Task statement - Report every line below that holds the word "fairness".

<<<<

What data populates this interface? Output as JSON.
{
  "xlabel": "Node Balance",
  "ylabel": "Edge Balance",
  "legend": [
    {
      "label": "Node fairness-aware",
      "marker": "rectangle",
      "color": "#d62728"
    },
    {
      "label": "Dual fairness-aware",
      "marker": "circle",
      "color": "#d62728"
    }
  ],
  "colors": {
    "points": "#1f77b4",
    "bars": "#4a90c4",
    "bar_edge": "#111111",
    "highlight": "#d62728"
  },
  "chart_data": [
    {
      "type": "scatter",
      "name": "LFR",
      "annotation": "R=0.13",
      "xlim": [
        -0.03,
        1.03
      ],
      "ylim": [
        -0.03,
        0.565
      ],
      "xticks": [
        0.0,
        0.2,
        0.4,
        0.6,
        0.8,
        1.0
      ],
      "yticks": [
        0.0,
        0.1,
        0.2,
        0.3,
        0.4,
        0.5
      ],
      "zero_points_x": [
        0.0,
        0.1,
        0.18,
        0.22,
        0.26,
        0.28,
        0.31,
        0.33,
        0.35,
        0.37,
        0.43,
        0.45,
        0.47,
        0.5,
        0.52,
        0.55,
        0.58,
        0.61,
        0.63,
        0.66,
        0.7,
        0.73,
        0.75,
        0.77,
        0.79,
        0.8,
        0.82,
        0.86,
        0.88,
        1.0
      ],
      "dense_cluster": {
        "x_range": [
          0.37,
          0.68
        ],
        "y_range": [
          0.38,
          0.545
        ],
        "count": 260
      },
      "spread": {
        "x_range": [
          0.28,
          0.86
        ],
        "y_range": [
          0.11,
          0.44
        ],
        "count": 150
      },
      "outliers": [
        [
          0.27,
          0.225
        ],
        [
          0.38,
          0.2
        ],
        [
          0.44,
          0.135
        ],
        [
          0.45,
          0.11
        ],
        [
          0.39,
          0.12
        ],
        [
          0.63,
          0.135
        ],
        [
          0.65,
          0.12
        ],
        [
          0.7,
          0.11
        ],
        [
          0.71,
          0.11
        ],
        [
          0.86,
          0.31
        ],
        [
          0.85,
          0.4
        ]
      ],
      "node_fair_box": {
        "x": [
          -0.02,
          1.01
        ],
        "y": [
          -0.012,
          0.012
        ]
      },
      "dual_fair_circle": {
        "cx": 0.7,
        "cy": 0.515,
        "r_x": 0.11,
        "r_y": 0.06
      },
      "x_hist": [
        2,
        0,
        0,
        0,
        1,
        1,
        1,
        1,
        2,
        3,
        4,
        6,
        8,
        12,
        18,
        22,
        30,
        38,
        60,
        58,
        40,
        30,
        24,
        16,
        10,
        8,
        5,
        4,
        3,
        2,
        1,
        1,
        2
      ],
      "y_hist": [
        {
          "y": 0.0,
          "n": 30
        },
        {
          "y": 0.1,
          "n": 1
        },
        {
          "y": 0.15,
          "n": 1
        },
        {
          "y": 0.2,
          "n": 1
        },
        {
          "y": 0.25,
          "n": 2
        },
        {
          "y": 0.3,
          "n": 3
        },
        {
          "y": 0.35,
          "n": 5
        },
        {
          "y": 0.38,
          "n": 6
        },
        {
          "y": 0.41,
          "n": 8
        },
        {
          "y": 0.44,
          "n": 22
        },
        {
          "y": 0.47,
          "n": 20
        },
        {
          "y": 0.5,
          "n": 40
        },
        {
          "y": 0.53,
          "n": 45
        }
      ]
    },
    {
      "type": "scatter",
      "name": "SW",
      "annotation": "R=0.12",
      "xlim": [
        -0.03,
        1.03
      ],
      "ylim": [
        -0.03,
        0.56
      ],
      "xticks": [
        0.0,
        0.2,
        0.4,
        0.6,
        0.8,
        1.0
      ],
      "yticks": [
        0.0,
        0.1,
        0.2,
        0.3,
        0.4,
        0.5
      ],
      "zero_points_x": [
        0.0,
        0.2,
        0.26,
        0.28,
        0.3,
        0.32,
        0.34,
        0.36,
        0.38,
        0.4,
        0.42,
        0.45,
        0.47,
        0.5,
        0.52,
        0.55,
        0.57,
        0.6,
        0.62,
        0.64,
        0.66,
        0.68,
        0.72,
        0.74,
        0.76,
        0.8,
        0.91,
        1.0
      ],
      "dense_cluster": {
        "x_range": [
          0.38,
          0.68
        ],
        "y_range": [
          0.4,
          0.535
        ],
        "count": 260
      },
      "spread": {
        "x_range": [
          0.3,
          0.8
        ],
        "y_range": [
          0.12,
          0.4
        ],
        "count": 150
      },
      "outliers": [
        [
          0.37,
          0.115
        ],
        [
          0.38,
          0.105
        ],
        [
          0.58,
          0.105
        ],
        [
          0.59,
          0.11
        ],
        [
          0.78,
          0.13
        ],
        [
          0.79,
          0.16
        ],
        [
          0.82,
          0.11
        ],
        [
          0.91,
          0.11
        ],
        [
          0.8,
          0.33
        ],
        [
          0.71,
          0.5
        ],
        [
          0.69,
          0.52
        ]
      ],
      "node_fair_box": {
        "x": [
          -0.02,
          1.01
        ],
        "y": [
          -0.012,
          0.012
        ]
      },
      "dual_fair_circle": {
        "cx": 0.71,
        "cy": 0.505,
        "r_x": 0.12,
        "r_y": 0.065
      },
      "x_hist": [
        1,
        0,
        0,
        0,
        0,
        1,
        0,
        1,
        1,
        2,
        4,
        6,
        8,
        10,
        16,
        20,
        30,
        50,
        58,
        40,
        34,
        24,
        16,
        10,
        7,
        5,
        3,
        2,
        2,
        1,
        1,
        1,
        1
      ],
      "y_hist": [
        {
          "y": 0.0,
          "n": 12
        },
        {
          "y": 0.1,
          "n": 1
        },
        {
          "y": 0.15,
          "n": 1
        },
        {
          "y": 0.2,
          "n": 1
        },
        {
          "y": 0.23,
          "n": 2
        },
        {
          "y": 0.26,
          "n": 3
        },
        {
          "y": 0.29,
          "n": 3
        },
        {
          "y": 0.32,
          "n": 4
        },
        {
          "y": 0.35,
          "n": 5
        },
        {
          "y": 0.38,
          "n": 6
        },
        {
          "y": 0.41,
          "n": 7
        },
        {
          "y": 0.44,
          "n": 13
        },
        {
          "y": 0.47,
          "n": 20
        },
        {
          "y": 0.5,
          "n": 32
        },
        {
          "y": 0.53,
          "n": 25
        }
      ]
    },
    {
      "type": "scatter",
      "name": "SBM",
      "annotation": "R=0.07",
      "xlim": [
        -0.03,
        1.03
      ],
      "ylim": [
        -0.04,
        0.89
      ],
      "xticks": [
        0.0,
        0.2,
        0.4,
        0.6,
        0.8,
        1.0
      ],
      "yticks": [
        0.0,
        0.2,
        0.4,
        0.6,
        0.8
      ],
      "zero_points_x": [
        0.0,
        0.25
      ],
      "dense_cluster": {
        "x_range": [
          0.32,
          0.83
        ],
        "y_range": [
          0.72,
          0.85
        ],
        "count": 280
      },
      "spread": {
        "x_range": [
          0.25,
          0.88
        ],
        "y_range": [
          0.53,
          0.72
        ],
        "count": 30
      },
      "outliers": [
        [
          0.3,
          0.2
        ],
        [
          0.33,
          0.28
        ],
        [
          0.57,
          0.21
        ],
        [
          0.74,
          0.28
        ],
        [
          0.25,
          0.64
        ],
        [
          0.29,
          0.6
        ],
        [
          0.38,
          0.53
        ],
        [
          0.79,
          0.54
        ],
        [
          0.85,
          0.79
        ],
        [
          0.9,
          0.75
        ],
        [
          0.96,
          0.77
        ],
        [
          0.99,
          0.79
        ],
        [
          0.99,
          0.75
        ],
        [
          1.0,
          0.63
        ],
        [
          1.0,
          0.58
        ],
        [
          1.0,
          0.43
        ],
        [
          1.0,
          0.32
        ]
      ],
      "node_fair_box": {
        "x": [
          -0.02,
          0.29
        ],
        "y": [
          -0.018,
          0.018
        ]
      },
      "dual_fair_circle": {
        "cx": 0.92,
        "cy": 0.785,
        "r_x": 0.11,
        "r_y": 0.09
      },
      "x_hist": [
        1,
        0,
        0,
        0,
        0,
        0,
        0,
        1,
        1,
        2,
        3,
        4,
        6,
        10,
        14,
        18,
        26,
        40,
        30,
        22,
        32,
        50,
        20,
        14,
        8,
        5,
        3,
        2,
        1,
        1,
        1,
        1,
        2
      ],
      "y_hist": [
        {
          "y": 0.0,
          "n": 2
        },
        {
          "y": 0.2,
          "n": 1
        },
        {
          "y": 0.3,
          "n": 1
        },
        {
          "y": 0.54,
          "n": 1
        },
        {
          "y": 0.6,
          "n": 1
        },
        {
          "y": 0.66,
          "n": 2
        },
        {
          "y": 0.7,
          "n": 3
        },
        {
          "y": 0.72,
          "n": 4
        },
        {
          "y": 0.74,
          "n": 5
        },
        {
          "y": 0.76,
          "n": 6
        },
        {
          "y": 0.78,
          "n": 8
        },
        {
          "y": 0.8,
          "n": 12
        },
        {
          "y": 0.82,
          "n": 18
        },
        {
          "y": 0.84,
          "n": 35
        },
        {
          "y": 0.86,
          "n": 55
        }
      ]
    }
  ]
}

>>>>

Exercise answer -
      "label": "Node fairness-aware",
      "label": "Dual fairness-aware",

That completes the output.